***** Data extract *****
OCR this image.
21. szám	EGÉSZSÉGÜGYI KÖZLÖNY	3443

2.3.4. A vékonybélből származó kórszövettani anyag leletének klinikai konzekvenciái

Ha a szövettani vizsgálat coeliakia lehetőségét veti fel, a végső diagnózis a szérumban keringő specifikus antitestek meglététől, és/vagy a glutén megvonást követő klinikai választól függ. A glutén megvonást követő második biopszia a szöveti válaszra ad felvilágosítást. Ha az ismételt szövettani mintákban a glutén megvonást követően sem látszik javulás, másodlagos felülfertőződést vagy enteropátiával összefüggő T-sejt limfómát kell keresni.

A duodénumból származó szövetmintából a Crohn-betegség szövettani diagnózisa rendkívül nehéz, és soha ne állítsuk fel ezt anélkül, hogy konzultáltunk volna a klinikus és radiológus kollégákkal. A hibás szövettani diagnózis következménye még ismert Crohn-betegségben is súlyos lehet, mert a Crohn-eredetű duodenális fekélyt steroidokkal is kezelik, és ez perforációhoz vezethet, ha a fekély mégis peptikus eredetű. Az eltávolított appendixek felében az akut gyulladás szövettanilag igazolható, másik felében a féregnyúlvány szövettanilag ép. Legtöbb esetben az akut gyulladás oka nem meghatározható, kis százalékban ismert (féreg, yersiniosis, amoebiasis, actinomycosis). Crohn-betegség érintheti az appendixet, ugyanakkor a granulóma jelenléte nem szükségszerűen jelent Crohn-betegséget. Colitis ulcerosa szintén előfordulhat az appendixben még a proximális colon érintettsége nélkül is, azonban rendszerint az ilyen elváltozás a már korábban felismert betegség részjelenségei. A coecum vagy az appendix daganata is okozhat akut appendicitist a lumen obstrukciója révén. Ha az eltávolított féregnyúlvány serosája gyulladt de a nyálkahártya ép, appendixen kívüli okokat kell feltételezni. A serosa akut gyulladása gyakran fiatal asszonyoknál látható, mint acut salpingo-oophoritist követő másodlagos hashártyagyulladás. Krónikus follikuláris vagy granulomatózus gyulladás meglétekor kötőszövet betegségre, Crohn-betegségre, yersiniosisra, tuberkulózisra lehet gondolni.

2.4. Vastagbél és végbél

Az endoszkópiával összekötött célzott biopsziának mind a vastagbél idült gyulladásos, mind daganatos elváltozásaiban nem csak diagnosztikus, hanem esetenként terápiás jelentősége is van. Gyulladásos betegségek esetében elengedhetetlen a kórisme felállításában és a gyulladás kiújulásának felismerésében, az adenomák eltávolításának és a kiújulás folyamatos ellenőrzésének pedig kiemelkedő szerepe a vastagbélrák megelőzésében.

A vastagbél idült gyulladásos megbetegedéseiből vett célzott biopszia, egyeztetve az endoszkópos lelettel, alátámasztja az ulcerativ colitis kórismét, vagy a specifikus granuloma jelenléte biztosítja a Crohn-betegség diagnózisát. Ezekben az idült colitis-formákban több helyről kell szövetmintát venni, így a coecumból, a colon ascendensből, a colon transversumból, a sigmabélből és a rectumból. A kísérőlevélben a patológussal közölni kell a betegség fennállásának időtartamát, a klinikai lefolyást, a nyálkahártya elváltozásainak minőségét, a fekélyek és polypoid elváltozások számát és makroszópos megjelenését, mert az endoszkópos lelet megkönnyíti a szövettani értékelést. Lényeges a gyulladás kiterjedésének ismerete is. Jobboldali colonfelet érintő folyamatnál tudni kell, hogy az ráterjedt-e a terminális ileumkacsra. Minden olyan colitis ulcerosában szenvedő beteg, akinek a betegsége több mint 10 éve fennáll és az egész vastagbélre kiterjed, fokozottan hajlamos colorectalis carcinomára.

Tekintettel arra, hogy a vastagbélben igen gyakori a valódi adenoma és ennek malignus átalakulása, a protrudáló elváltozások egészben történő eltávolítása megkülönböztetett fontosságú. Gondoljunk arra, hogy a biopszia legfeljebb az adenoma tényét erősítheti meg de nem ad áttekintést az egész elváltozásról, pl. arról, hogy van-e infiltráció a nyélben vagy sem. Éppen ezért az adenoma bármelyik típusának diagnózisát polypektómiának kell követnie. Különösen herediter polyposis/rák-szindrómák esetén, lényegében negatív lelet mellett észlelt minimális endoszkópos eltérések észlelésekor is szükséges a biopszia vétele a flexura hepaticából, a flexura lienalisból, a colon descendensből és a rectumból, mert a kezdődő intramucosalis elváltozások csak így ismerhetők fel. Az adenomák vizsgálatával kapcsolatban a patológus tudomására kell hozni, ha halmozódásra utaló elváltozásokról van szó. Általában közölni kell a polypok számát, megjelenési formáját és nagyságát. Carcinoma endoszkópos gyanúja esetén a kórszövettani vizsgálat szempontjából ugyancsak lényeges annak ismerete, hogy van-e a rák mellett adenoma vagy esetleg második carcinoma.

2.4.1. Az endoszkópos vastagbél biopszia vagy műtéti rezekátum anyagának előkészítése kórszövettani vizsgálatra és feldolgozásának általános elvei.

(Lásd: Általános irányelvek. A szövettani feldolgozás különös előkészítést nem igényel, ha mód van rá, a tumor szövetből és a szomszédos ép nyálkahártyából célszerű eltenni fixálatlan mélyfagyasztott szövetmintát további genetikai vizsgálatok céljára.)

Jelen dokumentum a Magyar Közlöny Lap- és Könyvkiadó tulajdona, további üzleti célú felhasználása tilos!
*****
**Task instructions:** Beginning with the first line above, transcribe all of the data exactly.

**Solution to the exercise:**
OCR this image.
21. szám	EGÉSZSÉGÜGYI KÖZLÖNY	3443

2.3.4. A vékonybélből származó kórszövettani anyag leletének klinikai konzekvenciái

Ha a szövettani vizsgálat coeliakia lehetőségét veti fel, a végső diagnózis a szérumban keringő specifikus antitestek meglététől, és/vagy a glutén megvonást követő klinikai választól függ. A glutén megvonást követő második biopszia a szöveti válaszra ad felvilágosítást. Ha az ismételt szövettani mintákban a glutén megvonást követően sem látszik javulás, másodlagos felülfertőződést vagy enteropátiával összefüggő T-sejt limfómát kell keresni.

A duodénumból származó szövetmintából a Crohn-betegség szövettani diagnózisa rendkívül nehéz, és soha ne állítsuk fel ezt anélkül, hogy konzultáltunk volna a klinikus és radiológus kollégákkal. A hibás szövettani diagnózis következménye még ismert Crohn-betegségben is súlyos lehet, mert a Crohn-eredetű duodenális fekélyt steroidokkal is kezelik, és ez perforációhoz vezethet, ha a fekély mégis peptikus eredetű. Az eltávolított appendixek felében az akut gyulladás szövettanilag igazolható, másik felében a féregnyúlvány szövettanilag ép. Legtöbb esetben az akut gyulladás oka nem meghatározható, kis százalékban ismert (féreg, yersiniosis, amoebiasis, actinomycosis). Crohn-betegség érintheti az appendixet, ugyanakkor a granulóma jelenléte nem szükségszerűen jelent Crohn-betegséget. Colitis ulcerosa szintén előfordulhat az appendixben még a proximális colon érintettsége nélkül is, azonban rendszerint az ilyen elváltozás a már korábban felismert betegség részjelenségei. A coecum vagy az appendix daganata is okozhat akut appendicitist a lumen obstrukciója révén. Ha az eltávolított féregnyúlvány serosája gyulladt de a nyálkahártya ép, appendixen kívüli okokat kell feltételezni. A serosa akut gyulladása gyakran fiatal asszonyoknál látható, mint acut salpingo-oophoritist követő másodlagos hashártyagyulladás. Krónikus follikuláris vagy granulomatózus gyulladás meglétekor kötőszövet betegségre, Crohn-betegségre, yersiniosisra, tuberkulózisra lehet gondolni.

2.4. Vastagbél és végbél

Az endoszkópiával összekötött célzott biopsziának mind a vastagbél idült gyulladásos, mind daganatos elváltozásaiban nem csak diagnosztikus, hanem esetenként terápiás jelentősége is van. Gyulladásos betegségek esetében elengedhetetlen a kórisme felállításában és a gyulladás kiújulásának felismerésében, az adenomák eltávolításának és a kiújulás folyamatos ellenőrzésének pedig kiemelkedő szerepe a vastagbélrák megelőzésében.

A vastagbél idült gyulladásos megbetegedéseiből vett célzott biopszia, egyeztetve az endoszkópos lelettel, alátámasztja az ulcerativ colitis kórismét, vagy a specifikus granuloma jelenléte biztosítja a Crohn-betegség diagnózisát. Ezekben az idült colitis-formákban több helyről kell szövetmintát venni, így a coecumból, a colon ascendensből, a colon transversumból, a sigmabélből és a rectumból. A kísérőlevélben a patológussal közölni kell a betegség fennállásának időtartamát, a klinikai lefolyást, a nyálkahártya elváltozásainak minőségét, a fekélyek és polypoid elváltozások számát és makroszópos megjelenését, mert az endoszkópos lelet megkönnyíti a szövettani értékelést. Lényeges a gyulladás kiterjedésének ismerete is. Jobboldali colonfelet érintő folyamatnál tudni kell, hogy az ráterjedt-e a terminális ileumkacsra. Minden olyan colitis ulcerosában szenvedő beteg, akinek a betegsége több mint 10 éve fennáll és az egész vastagbélre kiterjed, fokozottan hajlamos colorectalis carcinomára.

Tekintettel arra, hogy a vastagbélben igen gyakori a valódi adenoma és ennek malignus átalakulása, a protrudáló elváltozások egészben történő eltávolítása megkülönböztetett fontosságú. Gondoljunk arra, hogy a biopszia legfeljebb az adenoma tényét erősítheti meg de nem ad áttekintést az egész elváltozásról, pl. arról, hogy van-e infiltráció a nyélben vagy sem. Éppen ezért az adenoma bármelyik típusának diagnózisát polypektómiának kell követnie. Különösen herediter polyposis/rák-szindrómák esetén, lényegében negatív lelet mellett észlelt minimális endoszkópos eltérések észlelésekor is szükséges a biopszia vétele a flexura hepaticából, a flexura lienalisból, a colon descendensből és a rectumból, mert a kezdődő intramucosalis elváltozások csak így ismerhetők fel. Az adenomák vizsgálatával kapcsolatban a patológus tudomására kell hozni, ha halmozódásra utaló elváltozásokról van szó. Általában közölni kell a polypok számát, megjelenési formáját és nagyságát. Carcinoma endoszkópos gyanúja esetén a kórszövettani vizsgálat szempontjából ugyancsak lényeges annak ismerete, hogy van-e a rák mellett adenoma vagy esetleg második carcinoma.

2.4.1. Az endoszkópos vastagbél biopszia vagy műtéti rezekátum anyagának előkészítése kórszövettani vizsgálatra és feldolgozásának általános elvei.

(Lásd: Általános irányelvek. A szövettani feldolgozás különös előkészítést nem igényel, ha mód van rá, a tumor szövetből és a szomszédos ép nyálkahártyából célszerű eltenni fixálatlan mélyfagyasztott szövetmintát további genetikai vizsgálatok céljára.)

Jelen dokumentum a Magyar Közlöny Lap- és Könyvkiadó tulajdona, további üzleti célú felhasználása tilos!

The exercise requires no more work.